[Items listed in a dataset]
^^^^^^^^^^^^^^^^

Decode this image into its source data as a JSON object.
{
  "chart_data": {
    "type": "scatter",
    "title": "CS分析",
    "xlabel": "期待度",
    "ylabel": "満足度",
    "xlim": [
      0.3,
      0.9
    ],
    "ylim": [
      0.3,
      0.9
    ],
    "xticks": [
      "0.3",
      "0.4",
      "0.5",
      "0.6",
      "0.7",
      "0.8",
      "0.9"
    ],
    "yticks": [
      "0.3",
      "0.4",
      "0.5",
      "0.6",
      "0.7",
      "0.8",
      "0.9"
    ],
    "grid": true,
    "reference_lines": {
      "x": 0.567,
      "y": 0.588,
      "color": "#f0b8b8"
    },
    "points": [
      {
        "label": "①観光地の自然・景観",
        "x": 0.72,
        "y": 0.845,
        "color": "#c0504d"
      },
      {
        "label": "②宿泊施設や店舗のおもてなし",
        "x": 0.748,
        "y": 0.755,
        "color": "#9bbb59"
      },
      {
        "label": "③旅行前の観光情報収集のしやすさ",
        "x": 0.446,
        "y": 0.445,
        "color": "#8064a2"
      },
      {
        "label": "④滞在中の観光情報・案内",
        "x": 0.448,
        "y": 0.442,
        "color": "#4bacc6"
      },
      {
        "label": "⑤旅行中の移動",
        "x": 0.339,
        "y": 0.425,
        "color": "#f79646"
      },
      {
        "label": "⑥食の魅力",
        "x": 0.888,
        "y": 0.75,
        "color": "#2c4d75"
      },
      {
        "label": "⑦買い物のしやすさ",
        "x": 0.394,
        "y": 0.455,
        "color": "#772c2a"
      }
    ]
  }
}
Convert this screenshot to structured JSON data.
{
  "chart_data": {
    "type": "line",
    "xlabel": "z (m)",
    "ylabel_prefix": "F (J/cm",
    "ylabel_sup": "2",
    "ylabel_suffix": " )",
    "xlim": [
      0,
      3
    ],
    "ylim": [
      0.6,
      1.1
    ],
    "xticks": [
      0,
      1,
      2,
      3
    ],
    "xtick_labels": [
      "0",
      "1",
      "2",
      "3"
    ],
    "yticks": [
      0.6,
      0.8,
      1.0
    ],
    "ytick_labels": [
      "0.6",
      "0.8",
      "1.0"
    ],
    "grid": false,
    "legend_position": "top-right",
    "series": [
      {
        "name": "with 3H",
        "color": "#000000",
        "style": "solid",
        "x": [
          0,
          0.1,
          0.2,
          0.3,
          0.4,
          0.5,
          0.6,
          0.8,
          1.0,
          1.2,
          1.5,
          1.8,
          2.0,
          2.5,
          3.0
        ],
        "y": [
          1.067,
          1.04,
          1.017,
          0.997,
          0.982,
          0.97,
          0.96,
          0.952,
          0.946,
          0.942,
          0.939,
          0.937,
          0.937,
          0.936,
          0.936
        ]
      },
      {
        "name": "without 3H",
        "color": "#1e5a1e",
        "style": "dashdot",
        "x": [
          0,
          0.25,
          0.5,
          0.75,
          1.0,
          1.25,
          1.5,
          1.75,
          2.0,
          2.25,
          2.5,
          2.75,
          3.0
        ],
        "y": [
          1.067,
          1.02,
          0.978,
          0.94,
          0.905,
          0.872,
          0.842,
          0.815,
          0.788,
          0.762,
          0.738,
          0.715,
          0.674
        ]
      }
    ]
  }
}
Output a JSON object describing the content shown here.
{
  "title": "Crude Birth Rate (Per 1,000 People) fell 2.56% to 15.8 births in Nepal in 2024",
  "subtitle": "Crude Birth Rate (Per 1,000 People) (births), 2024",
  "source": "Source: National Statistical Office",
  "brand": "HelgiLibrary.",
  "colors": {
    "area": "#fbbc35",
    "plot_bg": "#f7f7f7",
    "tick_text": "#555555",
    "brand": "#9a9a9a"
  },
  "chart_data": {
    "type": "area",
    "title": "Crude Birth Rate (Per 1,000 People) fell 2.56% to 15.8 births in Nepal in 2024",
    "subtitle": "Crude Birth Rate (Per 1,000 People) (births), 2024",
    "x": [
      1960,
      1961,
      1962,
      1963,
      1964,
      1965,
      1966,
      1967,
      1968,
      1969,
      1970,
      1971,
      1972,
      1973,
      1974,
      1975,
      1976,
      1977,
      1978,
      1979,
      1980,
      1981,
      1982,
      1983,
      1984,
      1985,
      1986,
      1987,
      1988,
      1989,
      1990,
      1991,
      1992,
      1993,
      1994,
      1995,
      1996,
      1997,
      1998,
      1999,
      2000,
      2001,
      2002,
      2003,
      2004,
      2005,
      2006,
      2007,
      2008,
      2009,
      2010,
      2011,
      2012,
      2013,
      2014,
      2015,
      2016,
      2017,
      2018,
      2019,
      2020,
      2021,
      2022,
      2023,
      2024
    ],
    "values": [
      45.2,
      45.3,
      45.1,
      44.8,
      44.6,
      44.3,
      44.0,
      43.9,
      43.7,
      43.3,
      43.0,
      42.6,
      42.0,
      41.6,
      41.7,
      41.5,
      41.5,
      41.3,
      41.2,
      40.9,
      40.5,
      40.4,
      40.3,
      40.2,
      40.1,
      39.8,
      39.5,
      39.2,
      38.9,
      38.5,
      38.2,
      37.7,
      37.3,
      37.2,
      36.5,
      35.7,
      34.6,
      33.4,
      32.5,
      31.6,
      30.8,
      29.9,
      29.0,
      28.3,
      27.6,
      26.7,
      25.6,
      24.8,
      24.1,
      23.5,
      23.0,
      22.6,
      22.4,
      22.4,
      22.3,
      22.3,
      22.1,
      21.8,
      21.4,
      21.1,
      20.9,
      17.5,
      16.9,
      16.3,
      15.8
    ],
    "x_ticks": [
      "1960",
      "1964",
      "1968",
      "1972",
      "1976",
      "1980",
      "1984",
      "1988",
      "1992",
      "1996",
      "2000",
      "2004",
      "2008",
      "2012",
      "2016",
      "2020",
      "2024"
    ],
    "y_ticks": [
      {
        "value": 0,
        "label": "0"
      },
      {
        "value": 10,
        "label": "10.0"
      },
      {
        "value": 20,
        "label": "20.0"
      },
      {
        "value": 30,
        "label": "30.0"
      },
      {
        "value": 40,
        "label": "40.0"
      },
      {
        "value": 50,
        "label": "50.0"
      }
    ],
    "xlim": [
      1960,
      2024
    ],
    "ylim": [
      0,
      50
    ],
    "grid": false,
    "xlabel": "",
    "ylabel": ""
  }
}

^^^^^^^^^^^^^^^^

• What the exercise asks: State the number of lines in these entries that include the string "Crude". Provide nothing beyond that number.

• Response below: 4